>> start Records for this exercise

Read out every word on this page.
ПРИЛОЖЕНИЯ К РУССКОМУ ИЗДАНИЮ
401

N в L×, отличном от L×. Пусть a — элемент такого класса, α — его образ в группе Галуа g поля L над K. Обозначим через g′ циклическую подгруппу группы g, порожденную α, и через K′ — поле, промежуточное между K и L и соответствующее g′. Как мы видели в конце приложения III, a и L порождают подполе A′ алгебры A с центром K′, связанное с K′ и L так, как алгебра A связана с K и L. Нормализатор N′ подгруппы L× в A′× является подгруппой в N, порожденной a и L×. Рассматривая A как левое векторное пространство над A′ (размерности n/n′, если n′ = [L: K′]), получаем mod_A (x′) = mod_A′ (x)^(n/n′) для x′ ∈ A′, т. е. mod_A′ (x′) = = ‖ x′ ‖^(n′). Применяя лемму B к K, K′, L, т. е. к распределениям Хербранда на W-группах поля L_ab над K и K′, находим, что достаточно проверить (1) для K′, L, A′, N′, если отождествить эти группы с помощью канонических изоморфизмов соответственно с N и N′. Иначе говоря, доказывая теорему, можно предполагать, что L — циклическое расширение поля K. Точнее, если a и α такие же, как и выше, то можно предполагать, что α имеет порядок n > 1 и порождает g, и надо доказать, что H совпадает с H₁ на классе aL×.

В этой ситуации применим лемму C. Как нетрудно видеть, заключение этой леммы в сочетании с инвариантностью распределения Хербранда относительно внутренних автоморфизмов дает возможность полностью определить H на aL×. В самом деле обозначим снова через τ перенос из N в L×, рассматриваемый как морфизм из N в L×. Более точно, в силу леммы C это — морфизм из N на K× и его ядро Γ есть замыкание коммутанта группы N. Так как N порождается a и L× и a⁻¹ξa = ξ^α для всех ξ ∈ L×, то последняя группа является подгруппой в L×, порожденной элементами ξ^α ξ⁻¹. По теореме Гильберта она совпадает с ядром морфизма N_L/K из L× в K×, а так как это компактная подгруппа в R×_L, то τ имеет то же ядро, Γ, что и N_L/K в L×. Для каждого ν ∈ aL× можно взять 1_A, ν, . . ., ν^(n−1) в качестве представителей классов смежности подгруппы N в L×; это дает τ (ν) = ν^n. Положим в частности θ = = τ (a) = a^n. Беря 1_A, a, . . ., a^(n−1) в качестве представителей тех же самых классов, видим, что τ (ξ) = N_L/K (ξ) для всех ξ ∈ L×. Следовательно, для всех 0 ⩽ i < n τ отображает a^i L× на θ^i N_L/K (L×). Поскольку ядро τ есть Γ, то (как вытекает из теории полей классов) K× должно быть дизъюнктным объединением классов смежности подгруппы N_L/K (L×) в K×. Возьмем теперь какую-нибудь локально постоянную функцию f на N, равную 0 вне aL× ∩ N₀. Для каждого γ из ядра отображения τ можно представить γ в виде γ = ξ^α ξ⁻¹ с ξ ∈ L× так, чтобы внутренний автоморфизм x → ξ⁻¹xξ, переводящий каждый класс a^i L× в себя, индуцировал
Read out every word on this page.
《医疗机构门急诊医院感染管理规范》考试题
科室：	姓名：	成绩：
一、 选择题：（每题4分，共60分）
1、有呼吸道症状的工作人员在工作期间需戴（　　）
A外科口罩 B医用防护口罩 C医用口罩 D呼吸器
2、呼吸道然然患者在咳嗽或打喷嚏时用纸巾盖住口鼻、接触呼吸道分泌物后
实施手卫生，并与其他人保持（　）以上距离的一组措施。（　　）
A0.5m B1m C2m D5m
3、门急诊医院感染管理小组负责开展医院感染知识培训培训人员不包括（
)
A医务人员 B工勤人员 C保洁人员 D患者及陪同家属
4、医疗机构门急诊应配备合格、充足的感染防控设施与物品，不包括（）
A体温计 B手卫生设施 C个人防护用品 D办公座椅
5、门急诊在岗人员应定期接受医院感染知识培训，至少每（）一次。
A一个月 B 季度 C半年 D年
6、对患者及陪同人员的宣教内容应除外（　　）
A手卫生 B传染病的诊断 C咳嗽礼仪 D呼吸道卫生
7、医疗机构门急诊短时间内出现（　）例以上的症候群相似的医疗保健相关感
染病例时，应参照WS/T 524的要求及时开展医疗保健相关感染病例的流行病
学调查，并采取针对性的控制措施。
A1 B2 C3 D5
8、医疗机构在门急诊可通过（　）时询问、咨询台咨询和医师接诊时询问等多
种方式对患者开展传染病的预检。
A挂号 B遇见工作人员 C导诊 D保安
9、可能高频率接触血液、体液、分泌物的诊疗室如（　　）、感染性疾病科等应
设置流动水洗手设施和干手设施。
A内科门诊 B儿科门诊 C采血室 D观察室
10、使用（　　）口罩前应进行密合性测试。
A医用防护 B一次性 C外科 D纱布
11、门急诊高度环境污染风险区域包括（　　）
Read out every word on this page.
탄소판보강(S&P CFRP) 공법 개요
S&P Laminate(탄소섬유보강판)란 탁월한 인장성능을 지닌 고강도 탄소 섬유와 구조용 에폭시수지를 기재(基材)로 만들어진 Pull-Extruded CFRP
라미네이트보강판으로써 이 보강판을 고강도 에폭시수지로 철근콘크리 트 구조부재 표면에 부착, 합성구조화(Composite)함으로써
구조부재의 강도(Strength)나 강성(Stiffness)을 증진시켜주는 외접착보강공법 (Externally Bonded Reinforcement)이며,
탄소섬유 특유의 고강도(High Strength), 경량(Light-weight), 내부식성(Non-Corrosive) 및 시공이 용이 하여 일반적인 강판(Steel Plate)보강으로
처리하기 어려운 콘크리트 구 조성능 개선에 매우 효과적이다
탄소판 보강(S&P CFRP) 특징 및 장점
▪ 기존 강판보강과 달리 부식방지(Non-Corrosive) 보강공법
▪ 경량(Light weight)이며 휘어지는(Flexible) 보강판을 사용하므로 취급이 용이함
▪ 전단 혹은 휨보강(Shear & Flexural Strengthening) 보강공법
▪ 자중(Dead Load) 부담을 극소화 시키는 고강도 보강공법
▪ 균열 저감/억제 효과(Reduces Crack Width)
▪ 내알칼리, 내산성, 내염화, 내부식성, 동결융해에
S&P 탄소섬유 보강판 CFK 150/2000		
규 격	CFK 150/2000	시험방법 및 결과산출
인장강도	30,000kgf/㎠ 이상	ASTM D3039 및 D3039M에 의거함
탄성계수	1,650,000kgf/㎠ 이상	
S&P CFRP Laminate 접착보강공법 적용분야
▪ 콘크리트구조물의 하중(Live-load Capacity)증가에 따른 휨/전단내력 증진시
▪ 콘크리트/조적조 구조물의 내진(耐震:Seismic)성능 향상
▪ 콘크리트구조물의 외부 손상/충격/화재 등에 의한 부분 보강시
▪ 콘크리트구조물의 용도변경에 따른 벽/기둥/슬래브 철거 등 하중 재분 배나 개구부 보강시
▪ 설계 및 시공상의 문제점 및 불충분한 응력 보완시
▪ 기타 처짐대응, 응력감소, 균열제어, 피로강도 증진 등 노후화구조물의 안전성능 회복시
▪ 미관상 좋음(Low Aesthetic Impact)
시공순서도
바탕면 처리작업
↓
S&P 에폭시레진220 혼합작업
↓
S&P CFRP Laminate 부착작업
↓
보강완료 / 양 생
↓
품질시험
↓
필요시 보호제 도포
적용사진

>> end Records for this exercise

* _What you are asked to do_
Transcribe all entries exactly as they are given.

* _Exercise result_
Read out every word on this page.
ПРИЛОЖЕНИЯ К РУССКОМУ ИЗДАНИЮ
401

N в L×, отличном от L×. Пусть a — элемент такого класса, α — его образ в группе Галуа g поля L над K. Обозначим через g′ циклическую подгруппу группы g, порожденную α, и через K′ — поле, промежуточное между K и L и соответствующее g′. Как мы видели в конце приложения III, a и L порождают подполе A′ алгебры A с центром K′, связанное с K′ и L так, как алгебра A связана с K и L. Нормализатор N′ подгруппы L× в A′× является подгруппой в N, порожденной a и L×. Рассматривая A как левое векторное пространство над A′ (размерности n/n′, если n′ = [L: K′]), получаем mod_A (x′) = mod_A′ (x)^(n/n′) для x′ ∈ A′, т. е. mod_A′ (x′) = = ‖ x′ ‖^(n′). Применяя лемму B к K, K′, L, т. е. к распределениям Хербранда на W-группах поля L_ab над K и K′, находим, что достаточно проверить (1) для K′, L, A′, N′, если отождествить эти группы с помощью канонических изоморфизмов соответственно с N и N′. Иначе говоря, доказывая теорему, можно предполагать, что L — циклическое расширение поля K. Точнее, если a и α такие же, как и выше, то можно предполагать, что α имеет порядок n > 1 и порождает g, и надо доказать, что H совпадает с H₁ на классе aL×.

В этой ситуации применим лемму C. Как нетрудно видеть, заключение этой леммы в сочетании с инвариантностью распределения Хербранда относительно внутренних автоморфизмов дает возможность полностью определить H на aL×. В самом деле обозначим снова через τ перенос из N в L×, рассматриваемый как морфизм из N в L×. Более точно, в силу леммы C это — морфизм из N на K× и его ядро Γ есть замыкание коммутанта группы N. Так как N порождается a и L× и a⁻¹ξa = ξ^α для всех ξ ∈ L×, то последняя группа является подгруппой в L×, порожденной элементами ξ^α ξ⁻¹. По теореме Гильберта она совпадает с ядром морфизма N_L/K из L× в K×, а так как это компактная подгруппа в R×_L, то τ имеет то же ядро, Γ, что и N_L/K в L×. Для каждого ν ∈ aL× можно взять 1_A, ν, . . ., ν^(n−1) в качестве представителей классов смежности подгруппы N в L×; это дает τ (ν) = ν^n. Положим в частности θ = = τ (a) = a^n. Беря 1_A, a, . . ., a^(n−1) в качестве представителей тех же самых классов, видим, что τ (ξ) = N_L/K (ξ) для всех ξ ∈ L×. Следовательно, для всех 0 ⩽ i < n τ отображает a^i L× на θ^i N_L/K (L×). Поскольку ядро τ есть Γ, то (как вытекает из теории полей классов) K× должно быть дизъюнктным объединением классов смежности подгруппы N_L/K (L×) в K×. Возьмем теперь какую-нибудь локально постоянную функцию f на N, равную 0 вне aL× ∩ N₀. Для каждого γ из ядра отображения τ можно представить γ в виде γ = ξ^α ξ⁻¹ с ξ ∈ L× так, чтобы внутренний автоморфизм x → ξ⁻¹xξ, переводящий каждый класс a^i L× в себя, индуцировал
Read out every word on this page.
《医疗机构门急诊医院感染管理规范》考试题
科室：	姓名：	成绩：
一、 选择题：（每题4分，共60分）
1、有呼吸道症状的工作人员在工作期间需戴（　　）
A外科口罩 B医用防护口罩 C医用口罩 D呼吸器
2、呼吸道然然患者在咳嗽或打喷嚏时用纸巾盖住口鼻、接触呼吸道分泌物后
实施手卫生，并与其他人保持（　）以上距离的一组措施。（　　）
A0.5m B1m C2m D5m
3、门急诊医院感染管理小组负责开展医院感染知识培训培训人员不包括（
)
A医务人员 B工勤人员 C保洁人员 D患者及陪同家属
4、医疗机构门急诊应配备合格、充足的感染防控设施与物品，不包括（）
A体温计 B手卫生设施 C个人防护用品 D办公座椅
5、门急诊在岗人员应定期接受医院感染知识培训，至少每（）一次。
A一个月 B 季度 C半年 D年
6、对患者及陪同人员的宣教内容应除外（　　）
A手卫生 B传染病的诊断 C咳嗽礼仪 D呼吸道卫生
7、医疗机构门急诊短时间内出现（　）例以上的症候群相似的医疗保健相关感
染病例时，应参照WS/T 524的要求及时开展医疗保健相关感染病例的流行病
学调查，并采取针对性的控制措施。
A1 B2 C3 D5
8、医疗机构在门急诊可通过（　）时询问、咨询台咨询和医师接诊时询问等多
种方式对患者开展传染病的预检。
A挂号 B遇见工作人员 C导诊 D保安
9、可能高频率接触血液、体液、分泌物的诊疗室如（　　）、感染性疾病科等应
设置流动水洗手设施和干手设施。
A内科门诊 B儿科门诊 C采血室 D观察室
10、使用（　　）口罩前应进行密合性测试。
A医用防护 B一次性 C外科 D纱布
11、门急诊高度环境污染风险区域包括（　　）
Read out every word on this page.
탄소판보강(S&P CFRP) 공법 개요
S&P Laminate(탄소섬유보강판)란 탁월한 인장성능을 지닌 고강도 탄소 섬유와 구조용 에폭시수지를 기재(基材)로 만들어진 Pull-Extruded CFRP
라미네이트보강판으로써 이 보강판을 고강도 에폭시수지로 철근콘크리 트 구조부재 표면에 부착, 합성구조화(Composite)함으로써
구조부재의 강도(Strength)나 강성(Stiffness)을 증진시켜주는 외접착보강공법 (Externally Bonded Reinforcement)이며,
탄소섬유 특유의 고강도(High Strength), 경량(Light-weight), 내부식성(Non-Corrosive) 및 시공이 용이 하여 일반적인 강판(Steel Plate)보강으로
처리하기 어려운 콘크리트 구 조성능 개선에 매우 효과적이다
탄소판 보강(S&P CFRP) 특징 및 장점
▪ 기존 강판보강과 달리 부식방지(Non-Corrosive) 보강공법
▪ 경량(Light weight)이며 휘어지는(Flexible) 보강판을 사용하므로 취급이 용이함
▪ 전단 혹은 휨보강(Shear & Flexural Strengthening) 보강공법
▪ 자중(Dead Load) 부담을 극소화 시키는 고강도 보강공법
▪ 균열 저감/억제 효과(Reduces Crack Width)
▪ 내알칼리, 내산성, 내염화, 내부식성, 동결융해에
S&P 탄소섬유 보강판 CFK 150/2000		
규 격	CFK 150/2000	시험방법 및 결과산출
인장강도	30,000kgf/㎠ 이상	ASTM D3039 및 D3039M에 의거함
탄성계수	1,650,000kgf/㎠ 이상	
S&P CFRP Laminate 접착보강공법 적용분야
▪ 콘크리트구조물의 하중(Live-load Capacity)증가에 따른 휨/전단내력 증진시
▪ 콘크리트/조적조 구조물의 내진(耐震:Seismic)성능 향상
▪ 콘크리트구조물의 외부 손상/충격/화재 등에 의한 부분 보강시
▪ 콘크리트구조물의 용도변경에 따른 벽/기둥/슬래브 철거 등 하중 재분 배나 개구부 보강시
▪ 설계 및 시공상의 문제점 및 불충분한 응력 보완시
▪ 기타 처짐대응, 응력감소, 균열제어, 피로강도 증진 등 노후화구조물의 안전성능 회복시
▪ 미관상 좋음(Low Aesthetic Impact)
시공순서도
바탕면 처리작업
↓
S&P 에폭시레진220 혼합작업
↓
S&P CFRP Laminate 부착작업
↓
보강완료 / 양 생
↓
품질시험
↓
필요시 보호제 도포
적용사진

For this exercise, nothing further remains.